● EXERCISE MATERIAL
* * * * * * *

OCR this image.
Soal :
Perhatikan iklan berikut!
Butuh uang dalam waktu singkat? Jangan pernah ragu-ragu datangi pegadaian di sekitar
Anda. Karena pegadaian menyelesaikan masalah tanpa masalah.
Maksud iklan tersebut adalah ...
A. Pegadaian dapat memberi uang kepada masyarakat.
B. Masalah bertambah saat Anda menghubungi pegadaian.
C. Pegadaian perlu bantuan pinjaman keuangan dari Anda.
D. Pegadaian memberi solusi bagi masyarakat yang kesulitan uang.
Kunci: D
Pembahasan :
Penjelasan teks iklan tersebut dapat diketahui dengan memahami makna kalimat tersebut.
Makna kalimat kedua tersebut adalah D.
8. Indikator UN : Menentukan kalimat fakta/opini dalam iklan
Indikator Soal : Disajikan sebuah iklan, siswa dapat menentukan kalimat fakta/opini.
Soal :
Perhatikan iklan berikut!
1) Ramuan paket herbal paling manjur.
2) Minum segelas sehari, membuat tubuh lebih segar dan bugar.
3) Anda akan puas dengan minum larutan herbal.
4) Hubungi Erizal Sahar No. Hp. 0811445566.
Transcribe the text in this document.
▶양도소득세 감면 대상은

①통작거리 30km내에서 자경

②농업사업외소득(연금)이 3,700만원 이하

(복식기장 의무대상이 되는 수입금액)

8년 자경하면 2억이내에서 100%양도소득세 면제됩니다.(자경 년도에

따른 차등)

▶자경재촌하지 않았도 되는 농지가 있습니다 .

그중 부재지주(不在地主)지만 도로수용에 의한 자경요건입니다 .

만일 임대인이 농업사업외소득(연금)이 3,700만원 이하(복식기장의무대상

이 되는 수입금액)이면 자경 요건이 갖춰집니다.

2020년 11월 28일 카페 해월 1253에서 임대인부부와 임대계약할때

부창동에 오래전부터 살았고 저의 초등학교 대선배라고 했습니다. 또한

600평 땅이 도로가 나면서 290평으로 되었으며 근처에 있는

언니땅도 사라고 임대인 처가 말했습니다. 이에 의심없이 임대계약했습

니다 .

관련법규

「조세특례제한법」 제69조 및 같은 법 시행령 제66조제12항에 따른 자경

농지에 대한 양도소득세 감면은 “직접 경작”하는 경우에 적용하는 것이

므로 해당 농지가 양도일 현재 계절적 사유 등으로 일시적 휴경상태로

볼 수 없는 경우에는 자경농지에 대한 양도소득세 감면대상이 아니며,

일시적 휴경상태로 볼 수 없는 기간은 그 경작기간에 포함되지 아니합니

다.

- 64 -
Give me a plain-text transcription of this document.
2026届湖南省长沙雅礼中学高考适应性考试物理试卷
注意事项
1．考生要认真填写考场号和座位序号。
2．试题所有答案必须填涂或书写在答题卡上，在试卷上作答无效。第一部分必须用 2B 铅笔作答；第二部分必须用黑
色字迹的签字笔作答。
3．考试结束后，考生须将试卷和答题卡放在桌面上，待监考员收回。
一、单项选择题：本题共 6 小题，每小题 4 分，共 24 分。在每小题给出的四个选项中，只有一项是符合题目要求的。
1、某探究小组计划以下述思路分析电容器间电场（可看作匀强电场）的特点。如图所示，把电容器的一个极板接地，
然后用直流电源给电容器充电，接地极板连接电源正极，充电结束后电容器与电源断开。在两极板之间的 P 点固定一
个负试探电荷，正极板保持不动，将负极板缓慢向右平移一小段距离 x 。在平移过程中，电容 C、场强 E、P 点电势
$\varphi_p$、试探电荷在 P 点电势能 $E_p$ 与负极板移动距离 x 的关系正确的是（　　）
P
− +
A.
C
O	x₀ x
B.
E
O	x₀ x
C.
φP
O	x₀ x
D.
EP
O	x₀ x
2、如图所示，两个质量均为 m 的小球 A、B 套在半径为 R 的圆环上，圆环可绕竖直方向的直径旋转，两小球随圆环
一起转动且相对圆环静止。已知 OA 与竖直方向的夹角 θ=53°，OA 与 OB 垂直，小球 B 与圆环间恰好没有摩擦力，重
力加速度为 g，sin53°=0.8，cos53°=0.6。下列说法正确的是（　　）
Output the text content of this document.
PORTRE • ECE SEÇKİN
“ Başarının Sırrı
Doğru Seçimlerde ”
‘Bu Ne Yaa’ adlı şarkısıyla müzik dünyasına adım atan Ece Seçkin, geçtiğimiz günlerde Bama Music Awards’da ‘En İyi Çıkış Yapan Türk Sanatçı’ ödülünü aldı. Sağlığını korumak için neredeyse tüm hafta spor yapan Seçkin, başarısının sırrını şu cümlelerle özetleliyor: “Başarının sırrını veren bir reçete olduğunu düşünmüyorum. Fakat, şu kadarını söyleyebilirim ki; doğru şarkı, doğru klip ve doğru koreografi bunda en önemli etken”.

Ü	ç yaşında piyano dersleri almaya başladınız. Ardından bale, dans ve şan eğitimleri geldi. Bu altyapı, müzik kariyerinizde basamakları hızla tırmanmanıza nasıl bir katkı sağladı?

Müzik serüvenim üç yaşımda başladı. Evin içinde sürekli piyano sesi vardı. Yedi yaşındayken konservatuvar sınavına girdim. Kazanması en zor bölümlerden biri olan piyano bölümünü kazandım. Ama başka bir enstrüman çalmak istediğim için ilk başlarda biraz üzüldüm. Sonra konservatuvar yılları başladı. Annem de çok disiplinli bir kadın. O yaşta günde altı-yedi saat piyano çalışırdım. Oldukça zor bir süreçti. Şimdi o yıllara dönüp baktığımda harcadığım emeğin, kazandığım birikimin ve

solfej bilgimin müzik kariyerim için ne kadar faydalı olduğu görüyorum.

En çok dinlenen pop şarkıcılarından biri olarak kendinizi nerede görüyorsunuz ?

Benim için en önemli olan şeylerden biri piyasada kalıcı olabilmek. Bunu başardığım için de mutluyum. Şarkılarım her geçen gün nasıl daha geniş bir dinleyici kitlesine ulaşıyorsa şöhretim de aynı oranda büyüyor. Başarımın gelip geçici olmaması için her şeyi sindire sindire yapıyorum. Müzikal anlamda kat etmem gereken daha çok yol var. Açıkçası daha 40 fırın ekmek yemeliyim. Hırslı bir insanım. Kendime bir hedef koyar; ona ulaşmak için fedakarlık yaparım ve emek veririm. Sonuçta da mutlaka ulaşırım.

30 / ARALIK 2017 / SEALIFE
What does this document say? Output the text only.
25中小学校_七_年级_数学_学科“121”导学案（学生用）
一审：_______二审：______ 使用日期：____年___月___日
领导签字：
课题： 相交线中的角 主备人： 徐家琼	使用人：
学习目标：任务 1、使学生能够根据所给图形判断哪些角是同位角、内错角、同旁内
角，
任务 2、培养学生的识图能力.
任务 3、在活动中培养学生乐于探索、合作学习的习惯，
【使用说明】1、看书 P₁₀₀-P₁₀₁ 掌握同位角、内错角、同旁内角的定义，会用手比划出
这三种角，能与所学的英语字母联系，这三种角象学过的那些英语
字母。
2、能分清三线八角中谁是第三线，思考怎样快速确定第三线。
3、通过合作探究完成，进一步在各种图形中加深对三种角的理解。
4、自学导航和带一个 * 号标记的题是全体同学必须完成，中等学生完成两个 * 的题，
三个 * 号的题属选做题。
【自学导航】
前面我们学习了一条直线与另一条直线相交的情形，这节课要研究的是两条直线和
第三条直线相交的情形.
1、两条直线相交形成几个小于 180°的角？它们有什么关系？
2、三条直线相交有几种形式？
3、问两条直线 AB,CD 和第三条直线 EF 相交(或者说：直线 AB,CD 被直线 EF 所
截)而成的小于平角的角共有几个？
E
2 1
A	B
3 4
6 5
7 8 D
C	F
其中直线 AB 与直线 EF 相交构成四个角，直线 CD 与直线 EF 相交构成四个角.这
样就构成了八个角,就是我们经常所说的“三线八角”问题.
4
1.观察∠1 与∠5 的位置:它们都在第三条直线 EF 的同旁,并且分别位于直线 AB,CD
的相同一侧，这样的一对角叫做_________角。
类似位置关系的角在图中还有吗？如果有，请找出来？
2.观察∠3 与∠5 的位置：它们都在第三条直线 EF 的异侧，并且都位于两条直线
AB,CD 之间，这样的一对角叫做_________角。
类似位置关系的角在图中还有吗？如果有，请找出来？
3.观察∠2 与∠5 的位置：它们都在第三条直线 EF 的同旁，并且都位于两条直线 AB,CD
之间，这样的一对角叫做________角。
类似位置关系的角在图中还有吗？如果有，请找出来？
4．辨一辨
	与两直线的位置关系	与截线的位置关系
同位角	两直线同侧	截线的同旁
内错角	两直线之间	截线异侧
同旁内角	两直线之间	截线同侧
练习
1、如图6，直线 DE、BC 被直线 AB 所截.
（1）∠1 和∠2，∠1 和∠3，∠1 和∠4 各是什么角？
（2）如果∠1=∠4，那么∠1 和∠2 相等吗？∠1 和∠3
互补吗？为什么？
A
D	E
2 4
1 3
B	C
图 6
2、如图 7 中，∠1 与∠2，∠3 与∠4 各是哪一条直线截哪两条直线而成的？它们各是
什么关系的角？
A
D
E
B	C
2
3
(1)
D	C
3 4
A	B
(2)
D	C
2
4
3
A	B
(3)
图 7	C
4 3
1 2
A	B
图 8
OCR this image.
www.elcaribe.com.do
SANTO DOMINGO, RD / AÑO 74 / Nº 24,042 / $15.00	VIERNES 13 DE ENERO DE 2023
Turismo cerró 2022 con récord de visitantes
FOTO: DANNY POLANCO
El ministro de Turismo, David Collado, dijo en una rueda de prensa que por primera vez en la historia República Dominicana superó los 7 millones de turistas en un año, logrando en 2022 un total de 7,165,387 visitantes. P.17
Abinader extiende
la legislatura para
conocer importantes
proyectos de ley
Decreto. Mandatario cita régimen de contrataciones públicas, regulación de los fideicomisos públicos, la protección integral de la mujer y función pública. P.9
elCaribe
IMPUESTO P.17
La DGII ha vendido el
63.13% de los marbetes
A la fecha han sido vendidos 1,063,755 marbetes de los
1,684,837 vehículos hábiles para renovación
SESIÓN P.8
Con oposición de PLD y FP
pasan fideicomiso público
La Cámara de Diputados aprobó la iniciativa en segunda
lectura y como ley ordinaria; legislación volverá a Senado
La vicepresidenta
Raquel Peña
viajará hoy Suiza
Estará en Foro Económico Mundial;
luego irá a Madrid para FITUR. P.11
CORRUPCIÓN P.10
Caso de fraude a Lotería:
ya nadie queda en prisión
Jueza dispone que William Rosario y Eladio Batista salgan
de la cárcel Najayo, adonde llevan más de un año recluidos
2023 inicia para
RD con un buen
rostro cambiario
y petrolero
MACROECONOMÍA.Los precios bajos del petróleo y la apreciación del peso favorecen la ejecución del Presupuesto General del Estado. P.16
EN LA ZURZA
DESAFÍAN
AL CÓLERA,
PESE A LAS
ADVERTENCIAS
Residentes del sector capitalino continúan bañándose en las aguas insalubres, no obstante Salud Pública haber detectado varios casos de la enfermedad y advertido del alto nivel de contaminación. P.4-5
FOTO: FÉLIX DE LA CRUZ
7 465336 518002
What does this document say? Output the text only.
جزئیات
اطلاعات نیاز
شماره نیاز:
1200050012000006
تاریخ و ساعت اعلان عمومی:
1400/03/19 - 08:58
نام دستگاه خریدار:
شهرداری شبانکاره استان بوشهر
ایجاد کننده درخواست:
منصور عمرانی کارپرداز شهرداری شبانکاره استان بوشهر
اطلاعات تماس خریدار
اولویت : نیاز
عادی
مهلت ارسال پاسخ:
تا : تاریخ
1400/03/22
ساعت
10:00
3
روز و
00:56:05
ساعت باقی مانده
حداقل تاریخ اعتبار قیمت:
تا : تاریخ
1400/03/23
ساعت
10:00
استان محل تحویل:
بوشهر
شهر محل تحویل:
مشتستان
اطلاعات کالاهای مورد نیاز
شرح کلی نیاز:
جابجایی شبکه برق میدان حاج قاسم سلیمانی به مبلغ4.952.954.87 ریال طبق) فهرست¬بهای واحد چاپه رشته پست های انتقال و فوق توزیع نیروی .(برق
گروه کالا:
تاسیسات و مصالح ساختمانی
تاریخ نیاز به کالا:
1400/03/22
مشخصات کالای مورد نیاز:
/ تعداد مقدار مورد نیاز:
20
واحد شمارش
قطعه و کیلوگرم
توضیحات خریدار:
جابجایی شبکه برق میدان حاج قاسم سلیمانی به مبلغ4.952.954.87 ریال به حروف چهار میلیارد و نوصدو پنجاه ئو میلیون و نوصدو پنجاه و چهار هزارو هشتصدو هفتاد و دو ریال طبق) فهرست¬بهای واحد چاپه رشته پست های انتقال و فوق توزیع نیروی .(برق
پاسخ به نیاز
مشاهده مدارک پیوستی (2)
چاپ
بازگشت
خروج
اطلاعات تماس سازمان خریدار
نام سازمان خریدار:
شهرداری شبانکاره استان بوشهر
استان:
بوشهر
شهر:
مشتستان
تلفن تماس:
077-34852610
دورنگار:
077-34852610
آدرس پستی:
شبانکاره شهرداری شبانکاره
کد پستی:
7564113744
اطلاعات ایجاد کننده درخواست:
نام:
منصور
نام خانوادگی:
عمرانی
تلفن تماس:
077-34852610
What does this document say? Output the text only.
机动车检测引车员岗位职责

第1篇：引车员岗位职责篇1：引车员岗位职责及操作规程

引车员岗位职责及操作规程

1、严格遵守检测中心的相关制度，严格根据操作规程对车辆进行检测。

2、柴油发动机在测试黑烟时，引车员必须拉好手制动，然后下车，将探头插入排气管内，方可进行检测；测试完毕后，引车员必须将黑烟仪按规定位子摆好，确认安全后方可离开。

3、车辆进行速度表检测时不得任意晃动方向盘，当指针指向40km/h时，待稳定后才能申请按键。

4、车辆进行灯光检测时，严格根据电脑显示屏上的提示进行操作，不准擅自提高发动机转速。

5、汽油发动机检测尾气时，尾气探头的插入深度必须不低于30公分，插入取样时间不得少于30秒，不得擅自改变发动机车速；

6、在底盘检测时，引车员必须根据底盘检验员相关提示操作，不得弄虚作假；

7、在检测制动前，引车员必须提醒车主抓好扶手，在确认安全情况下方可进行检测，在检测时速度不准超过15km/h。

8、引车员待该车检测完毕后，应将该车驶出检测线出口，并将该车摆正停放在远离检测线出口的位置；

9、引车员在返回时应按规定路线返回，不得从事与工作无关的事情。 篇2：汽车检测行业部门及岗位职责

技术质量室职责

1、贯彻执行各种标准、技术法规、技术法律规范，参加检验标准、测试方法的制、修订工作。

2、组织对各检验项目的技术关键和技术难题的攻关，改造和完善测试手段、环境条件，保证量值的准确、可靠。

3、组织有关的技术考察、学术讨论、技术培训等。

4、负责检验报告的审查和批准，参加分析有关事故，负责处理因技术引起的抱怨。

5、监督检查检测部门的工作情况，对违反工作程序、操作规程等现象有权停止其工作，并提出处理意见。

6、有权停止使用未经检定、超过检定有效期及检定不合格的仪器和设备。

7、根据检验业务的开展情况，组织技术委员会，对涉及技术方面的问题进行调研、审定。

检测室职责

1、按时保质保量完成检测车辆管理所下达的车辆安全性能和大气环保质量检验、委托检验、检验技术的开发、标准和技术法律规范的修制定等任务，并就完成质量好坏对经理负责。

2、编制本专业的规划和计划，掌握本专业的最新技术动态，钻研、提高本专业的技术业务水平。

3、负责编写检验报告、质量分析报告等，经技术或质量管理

* * * * * * *

● OBJECTIVE
Looking at the data above, show all lines where the word "مورد" occurs.

● SOLUTION TO THIS EXERCISE
اطلاعات کالاهای مورد نیاز
مشخصات کالای مورد نیاز:
/ تعداد مقدار مورد نیاز:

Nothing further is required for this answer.